◆ Task requirements: Every entry below must appear again, exactly as written.

Data excerpts

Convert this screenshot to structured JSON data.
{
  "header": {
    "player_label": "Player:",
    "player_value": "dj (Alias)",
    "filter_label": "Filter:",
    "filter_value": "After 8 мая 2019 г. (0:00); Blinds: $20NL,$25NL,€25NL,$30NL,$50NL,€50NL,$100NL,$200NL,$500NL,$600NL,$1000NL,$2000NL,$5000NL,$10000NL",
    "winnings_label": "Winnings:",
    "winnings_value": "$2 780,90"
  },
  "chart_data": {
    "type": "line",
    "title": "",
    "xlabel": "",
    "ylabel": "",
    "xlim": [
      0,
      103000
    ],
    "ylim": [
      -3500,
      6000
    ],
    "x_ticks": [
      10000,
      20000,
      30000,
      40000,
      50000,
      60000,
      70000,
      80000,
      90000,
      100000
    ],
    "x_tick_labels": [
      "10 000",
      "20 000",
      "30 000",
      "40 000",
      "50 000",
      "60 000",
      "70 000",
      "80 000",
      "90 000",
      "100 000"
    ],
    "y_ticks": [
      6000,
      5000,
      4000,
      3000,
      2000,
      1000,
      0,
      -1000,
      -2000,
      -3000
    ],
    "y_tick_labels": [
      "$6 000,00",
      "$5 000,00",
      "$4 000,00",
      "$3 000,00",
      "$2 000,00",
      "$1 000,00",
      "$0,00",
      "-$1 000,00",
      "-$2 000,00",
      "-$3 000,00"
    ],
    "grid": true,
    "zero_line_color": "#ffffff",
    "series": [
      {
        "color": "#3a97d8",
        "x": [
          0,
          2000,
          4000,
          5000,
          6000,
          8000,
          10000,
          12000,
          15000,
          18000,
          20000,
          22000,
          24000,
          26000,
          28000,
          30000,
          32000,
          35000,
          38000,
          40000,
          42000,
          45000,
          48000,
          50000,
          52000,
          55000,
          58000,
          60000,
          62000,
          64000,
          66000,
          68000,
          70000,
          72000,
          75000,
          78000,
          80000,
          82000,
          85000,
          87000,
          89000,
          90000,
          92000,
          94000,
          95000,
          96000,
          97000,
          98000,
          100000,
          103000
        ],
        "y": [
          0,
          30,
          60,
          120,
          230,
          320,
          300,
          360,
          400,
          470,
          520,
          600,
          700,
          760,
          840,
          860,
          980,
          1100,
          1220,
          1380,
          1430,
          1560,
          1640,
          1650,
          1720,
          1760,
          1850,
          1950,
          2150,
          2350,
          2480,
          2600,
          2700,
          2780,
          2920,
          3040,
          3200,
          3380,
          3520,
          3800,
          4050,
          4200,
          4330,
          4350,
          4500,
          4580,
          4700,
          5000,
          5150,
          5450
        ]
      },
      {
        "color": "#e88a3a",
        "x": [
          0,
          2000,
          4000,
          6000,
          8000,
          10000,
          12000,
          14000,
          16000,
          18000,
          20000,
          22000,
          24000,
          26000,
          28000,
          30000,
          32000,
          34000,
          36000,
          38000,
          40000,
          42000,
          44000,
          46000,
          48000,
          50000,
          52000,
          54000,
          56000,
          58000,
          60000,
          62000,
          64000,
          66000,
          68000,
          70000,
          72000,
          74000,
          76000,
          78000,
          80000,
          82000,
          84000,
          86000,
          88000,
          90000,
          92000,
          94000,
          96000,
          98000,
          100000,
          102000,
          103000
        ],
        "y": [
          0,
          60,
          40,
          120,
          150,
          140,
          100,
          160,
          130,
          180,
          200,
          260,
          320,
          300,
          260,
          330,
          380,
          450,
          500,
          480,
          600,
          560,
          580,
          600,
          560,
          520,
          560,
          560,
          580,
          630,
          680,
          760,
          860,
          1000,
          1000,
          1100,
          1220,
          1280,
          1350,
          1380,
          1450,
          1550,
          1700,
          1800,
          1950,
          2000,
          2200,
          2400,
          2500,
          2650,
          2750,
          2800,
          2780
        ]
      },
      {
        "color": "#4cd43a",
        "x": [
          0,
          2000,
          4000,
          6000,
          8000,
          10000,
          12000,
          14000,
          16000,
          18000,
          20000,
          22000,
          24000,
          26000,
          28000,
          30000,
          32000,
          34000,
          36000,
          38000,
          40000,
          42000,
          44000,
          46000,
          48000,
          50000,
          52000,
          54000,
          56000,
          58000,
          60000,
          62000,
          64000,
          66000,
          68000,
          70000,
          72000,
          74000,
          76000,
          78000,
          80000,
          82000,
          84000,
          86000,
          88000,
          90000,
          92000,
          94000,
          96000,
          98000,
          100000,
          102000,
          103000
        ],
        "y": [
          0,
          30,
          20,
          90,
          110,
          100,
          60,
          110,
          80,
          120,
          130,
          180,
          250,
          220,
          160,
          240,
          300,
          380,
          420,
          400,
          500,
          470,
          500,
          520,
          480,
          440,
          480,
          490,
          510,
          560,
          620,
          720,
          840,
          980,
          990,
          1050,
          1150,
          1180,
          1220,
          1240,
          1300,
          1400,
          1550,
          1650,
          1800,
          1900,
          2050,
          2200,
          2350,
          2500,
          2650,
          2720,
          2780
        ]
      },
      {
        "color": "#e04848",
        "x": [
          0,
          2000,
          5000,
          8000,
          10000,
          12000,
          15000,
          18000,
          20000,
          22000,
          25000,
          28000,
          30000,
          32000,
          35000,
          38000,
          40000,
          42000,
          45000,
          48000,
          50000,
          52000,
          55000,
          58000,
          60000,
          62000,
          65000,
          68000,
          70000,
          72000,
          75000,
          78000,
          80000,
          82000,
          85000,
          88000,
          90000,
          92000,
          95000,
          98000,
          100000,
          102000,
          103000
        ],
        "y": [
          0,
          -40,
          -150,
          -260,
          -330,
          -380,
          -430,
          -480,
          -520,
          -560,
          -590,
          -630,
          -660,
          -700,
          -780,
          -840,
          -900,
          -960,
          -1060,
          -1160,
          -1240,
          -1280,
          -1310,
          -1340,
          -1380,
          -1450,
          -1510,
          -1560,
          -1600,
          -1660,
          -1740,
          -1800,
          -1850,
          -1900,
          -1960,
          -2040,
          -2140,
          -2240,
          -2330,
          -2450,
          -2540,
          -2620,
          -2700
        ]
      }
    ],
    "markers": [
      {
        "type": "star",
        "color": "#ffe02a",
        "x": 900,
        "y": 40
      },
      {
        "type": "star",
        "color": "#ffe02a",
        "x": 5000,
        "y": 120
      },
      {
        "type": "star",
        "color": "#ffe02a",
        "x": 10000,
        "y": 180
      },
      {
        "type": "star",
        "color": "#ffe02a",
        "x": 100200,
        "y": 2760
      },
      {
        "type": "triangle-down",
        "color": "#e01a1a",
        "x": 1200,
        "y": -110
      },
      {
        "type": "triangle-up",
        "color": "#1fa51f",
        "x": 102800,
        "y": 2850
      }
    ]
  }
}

◆ Exercise response:
Convert this screenshot to structured JSON data.
{
  "header": {
    "player_label": "Player:",
    "player_value": "dj (Alias)",
    "filter_label": "Filter:",
    "filter_value": "After 8 мая 2019 г. (0:00); Blinds: $20NL,$25NL,€25NL,$30NL,$50NL,€50NL,$100NL,$200NL,$500NL,$600NL,$1000NL,$2000NL,$5000NL,$10000NL",
    "winnings_label": "Winnings:",
    "winnings_value": "$2 780,90"
  },
  "chart_data": {
    "type": "line",
    "title": "",
    "xlabel": "",
    "ylabel": "",
    "xlim": [
      0,
      103000
    ],
    "ylim": [
      -3500,
      6000
    ],
    "x_ticks": [
      10000,
      20000,
      30000,
      40000,
      50000,
      60000,
      70000,
      80000,
      90000,
      100000
    ],
    "x_tick_labels": [
      "10 000",
      "20 000",
      "30 000",
      "40 000",
      "50 000",
      "60 000",
      "70 000",
      "80 000",
      "90 000",
      "100 000"
    ],
    "y_ticks": [
      6000,
      5000,
      4000,
      3000,
      2000,
      1000,
      0,
      -1000,
      -2000,
      -3000
    ],
    "y_tick_labels": [
      "$6 000,00",
      "$5 000,00",
      "$4 000,00",
      "$3 000,00",
      "$2 000,00",
      "$1 000,00",
      "$0,00",
      "-$1 000,00",
      "-$2 000,00",
      "-$3 000,00"
    ],
    "grid": true,
    "zero_line_color": "#ffffff",
    "series": [
      {
        "color": "#3a97d8",
        "x": [
          0,
          2000,
          4000,
          5000,
          6000,
          8000,
          10000,
          12000,
          15000,
          18000,
          20000,
          22000,
          24000,
          26000,
          28000,
          30000,
          32000,
          35000,
          38000,
          40000,
          42000,
          45000,
          48000,
          50000,
          52000,
          55000,
          58000,
          60000,
          62000,
          64000,
          66000,
          68000,
          70000,
          72000,
          75000,
          78000,
          80000,
          82000,
          85000,
          87000,
          89000,
          90000,
          92000,
          94000,
          95000,
          96000,
          97000,
          98000,
          100000,
          103000
        ],
        "y": [
          0,
          30,
          60,
          120,
          230,
          320,
          300,
          360,
          400,
          470,
          520,
          600,
          700,
          760,
          840,
          860,
          980,
          1100,
          1220,
          1380,
          1430,
          1560,
          1640,
          1650,
          1720,
          1760,
          1850,
          1950,
          2150,
          2350,
          2480,
          2600,
          2700,
          2780,
          2920,
          3040,
          3200,
          3380,
          3520,
          3800,
          4050,
          4200,
          4330,
          4350,
          4500,
          4580,
          4700,
          5000,
          5150,
          5450
        ]
      },
      {
        "color": "#e88a3a",
        "x": [
          0,
          2000,
          4000,
          6000,
          8000,
          10000,
          12000,
          14000,
          16000,
          18000,
          20000,
          22000,
          24000,
          26000,
          28000,
          30000,
          32000,
          34000,
          36000,
          38000,
          40000,
          42000,
          44000,
          46000,
          48000,
          50000,
          52000,
          54000,
          56000,
          58000,
          60000,
          62000,
          64000,
          66000,
          68000,
          70000,
          72000,
          74000,
          76000,
          78000,
          80000,
          82000,
          84000,
          86000,
          88000,
          90000,
          92000,
          94000,
          96000,
          98000,
          100000,
          102000,
          103000
        ],
        "y": [
          0,
          60,
          40,
          120,
          150,
          140,
          100,
          160,
          130,
          180,
          200,
          260,
          320,
          300,
          260,
          330,
          380,
          450,
          500,
          480,
          600,
          560,
          580,
          600,
          560,
          520,
          560,
          560,
          580,
          630,
          680,
          760,
          860,
          1000,
          1000,
          1100,
          1220,
          1280,
          1350,
          1380,
          1450,
          1550,
          1700,
          1800,
          1950,
          2000,
          2200,
          2400,
          2500,
          2650,
          2750,
          2800,
          2780
        ]
      },
      {
        "color": "#4cd43a",
        "x": [
          0,
          2000,
          4000,
          6000,
          8000,
          10000,
          12000,
          14000,
          16000,
          18000,
          20000,
          22000,
          24000,
          26000,
          28000,
          30000,
          32000,
          34000,
          36000,
          38000,
          40000,
          42000,
          44000,
          46000,
          48000,
          50000,
          52000,
          54000,
          56000,
          58000,
          60000,
          62000,
          64000,
          66000,
          68000,
          70000,
          72000,
          74000,
          76000,
          78000,
          80000,
          82000,
          84000,
          86000,
          88000,
          90000,
          92000,
          94000,
          96000,
          98000,
          100000,
          102000,
          103000
        ],
        "y": [
          0,
          30,
          20,
          90,
          110,
          100,
          60,
          110,
          80,
          120,
          130,
          180,
          250,
          220,
          160,
          240,
          300,
          380,
          420,
          400,
          500,
          470,
          500,
          520,
          480,
          440,
          480,
          490,
          510,
          560,
          620,
          720,
          840,
          980,
          990,
          1050,
          1150,
          1180,
          1220,
          1240,
          1300,
          1400,
          1550,
          1650,
          1800,
          1900,
          2050,
          2200,
          2350,
          2500,
          2650,
          2720,
          2780
        ]
      },
      {
        "color": "#e04848",
        "x": [
          0,
          2000,
          5000,
          8000,
          10000,
          12000,
          15000,
          18000,
          20000,
          22000,
          25000,
          28000,
          30000,
          32000,
          35000,
          38000,
          40000,
          42000,
          45000,
          48000,
          50000,
          52000,
          55000,
          58000,
          60000,
          62000,
          65000,
          68000,
          70000,
          72000,
          75000,
          78000,
          80000,
          82000,
          85000,
          88000,
          90000,
          92000,
          95000,
          98000,
          100000,
          102000,
          103000
        ],
        "y": [
          0,
          -40,
          -150,
          -260,
          -330,
          -380,
          -430,
          -480,
          -520,
          -560,
          -590,
          -630,
          -660,
          -700,
          -780,
          -840,
          -900,
          -960,
          -1060,
          -1160,
          -1240,
          -1280,
          -1310,
          -1340,
          -1380,
          -1450,
          -1510,
          -1560,
          -1600,
          -1660,
          -1740,
          -1800,
          -1850,
          -1900,
          -1960,
          -2040,
          -2140,
          -2240,
          -2330,
          -2450,
          -2540,
          -2620,
          -2700
        ]
      }
    ],
    "markers": [
      {
        "type": "star",
        "color": "#ffe02a",
        "x": 900,
        "y": 40
      },
      {
        "type": "star",
        "color": "#ffe02a",
        "x": 5000,
        "y": 120
      },
      {
        "type": "star",
        "color": "#ffe02a",
        "x": 10000,
        "y": 180
      },
      {
        "type": "star",
        "color": "#ffe02a",
        "x": 100200,
        "y": 2760
      },
      {
        "type": "triangle-down",
        "color": "#e01a1a",
        "x": 1200,
        "y": -110
      },
      {
        "type": "triangle-up",
        "color": "#1fa51f",
        "x": 102800,
        "y": 2850
      }
    ]
  }
}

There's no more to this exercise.